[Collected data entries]
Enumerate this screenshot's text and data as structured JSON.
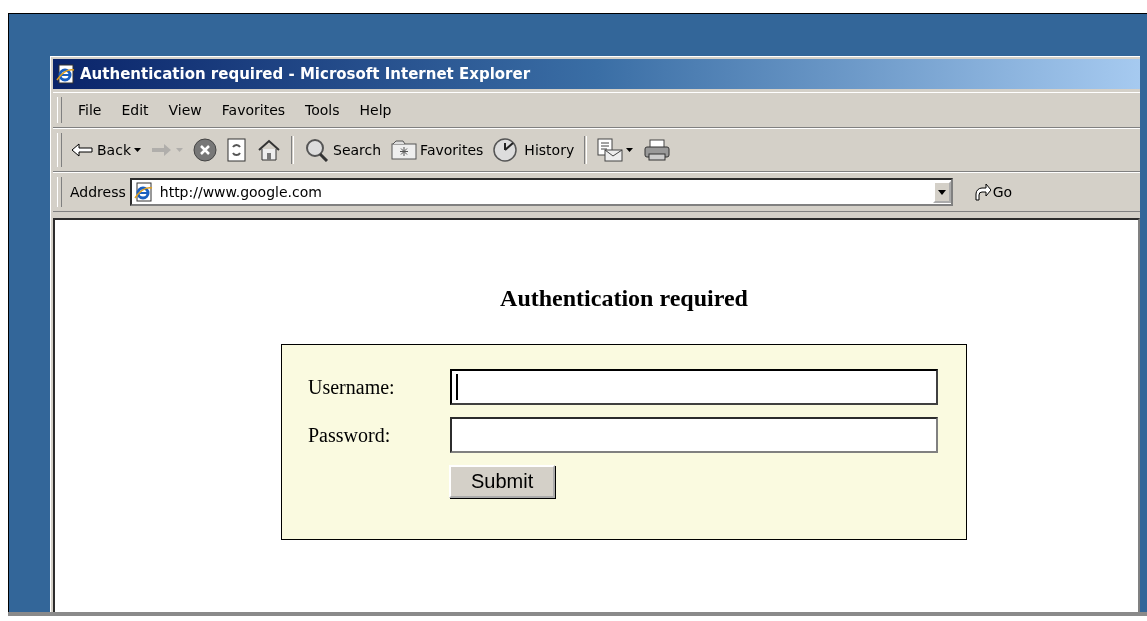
{
  "window": {
    "title": "Authentication required - Microsoft Internet Explorer"
  },
  "menu": [
    {
      "label": "File"
    },
    {
      "label": "Edit"
    },
    {
      "label": "View"
    },
    {
      "label": "Favorites"
    },
    {
      "label": "Tools"
    },
    {
      "label": "Help"
    }
  ],
  "toolbar": [
    {
      "kind": "button",
      "label": "Back",
      "dropdown": true
    },
    {
      "kind": "button",
      "dropdown": true,
      "disabled": true
    },
    {
      "kind": "button"
    },
    {
      "kind": "button"
    },
    {
      "kind": "button"
    },
    {
      "kind": "separator"
    },
    {
      "kind": "button",
      "label": "Search"
    },
    {
      "kind": "button",
      "label": "Favorites"
    },
    {
      "kind": "button",
      "label": "History"
    },
    {
      "kind": "separator"
    },
    {
      "kind": "button",
      "dropdown": true
    },
    {
      "kind": "button"
    }
  ],
  "address_bar": {
    "label": "Address",
    "url": "http://www.google.com",
    "go": "Go"
  },
  "page": {
    "heading": "Authentication required",
    "fields": [
      {
        "label": "Username:",
        "focused": true
      },
      {
        "label": "Password:",
        "focused": false
      }
    ],
    "submit": "Submit"
  }
}
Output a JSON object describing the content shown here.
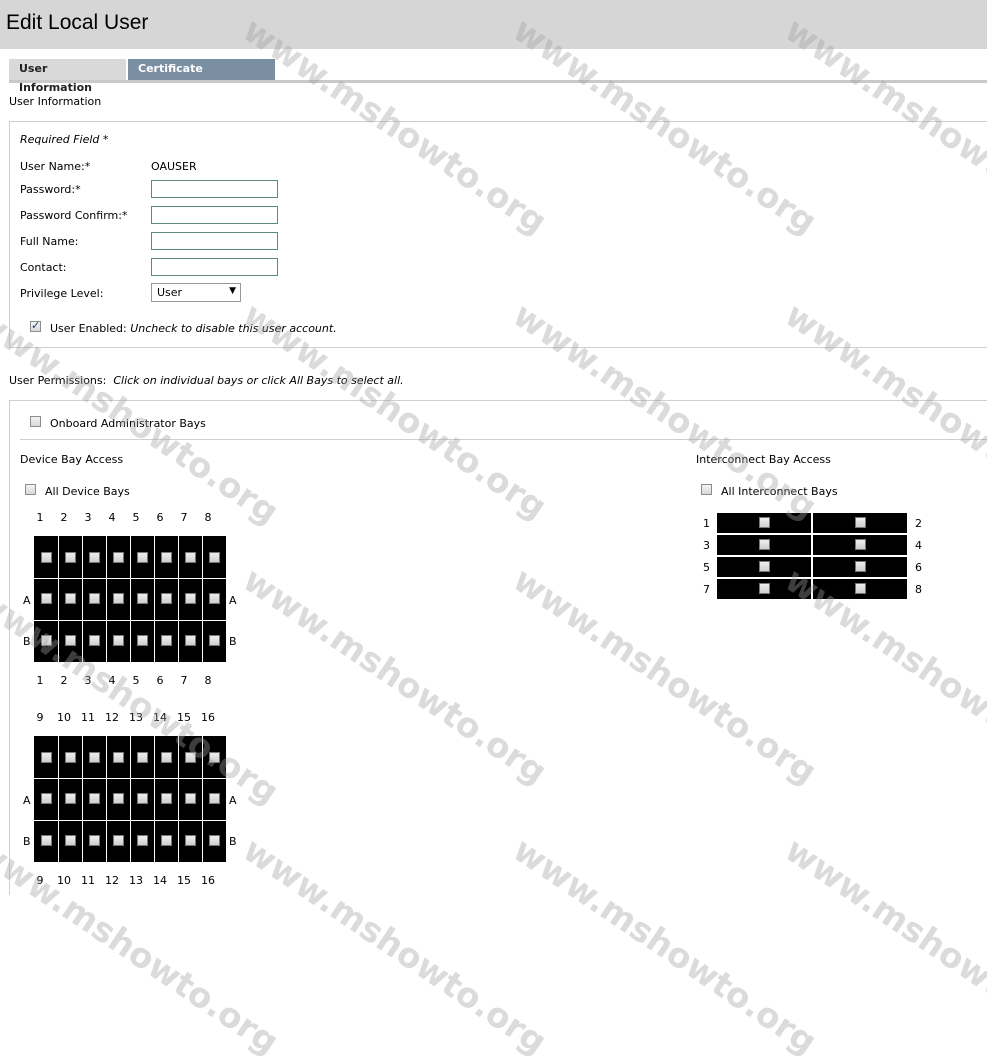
{
  "header": {
    "title": "Edit Local User"
  },
  "tabs": [
    {
      "label": "User Information",
      "active": true
    },
    {
      "label": "Certificate Information",
      "active": false
    }
  ],
  "section_user_info": {
    "title": "User Information"
  },
  "form": {
    "required_note": "Required Field *",
    "username_label": "User Name:*",
    "username_value": "OAUSER",
    "password_label": "Password:*",
    "password_confirm_label": "Password Confirm:*",
    "fullname_label": "Full Name:",
    "contact_label": "Contact:",
    "privilege_label": "Privilege Level:",
    "privilege_value": "User",
    "enabled_label": "User Enabled:",
    "enabled_hint": "Uncheck to disable this user account.",
    "enabled_checked": true
  },
  "permissions": {
    "label": "User Permissions:",
    "hint": "Click on individual bays or click All Bays to select all.",
    "oa_bays_label": "Onboard Administrator Bays",
    "device_bay_title": "Device Bay Access",
    "all_device_label": "All Device Bays",
    "interconnect_title": "Interconnect Bay Access",
    "all_interconnect_label": "All Interconnect Bays",
    "row_a": "A",
    "row_b": "B",
    "device_cols_1": [
      "1",
      "2",
      "3",
      "4",
      "5",
      "6",
      "7",
      "8"
    ],
    "device_cols_2": [
      "9",
      "10",
      "11",
      "12",
      "13",
      "14",
      "15",
      "16"
    ],
    "interconnect_left": [
      "1",
      "3",
      "5",
      "7"
    ],
    "interconnect_right": [
      "2",
      "4",
      "6",
      "8"
    ]
  },
  "watermark": "www.mshowto.org"
}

Written task:
Check each line of the records above for the string "true", and report every line that has it.

Solution to the problem:
      "dropdown": true
      "dropdown": true,
      "disabled": true
      "dropdown": true
        "focused": true
      "active": true
    "enabled_checked": true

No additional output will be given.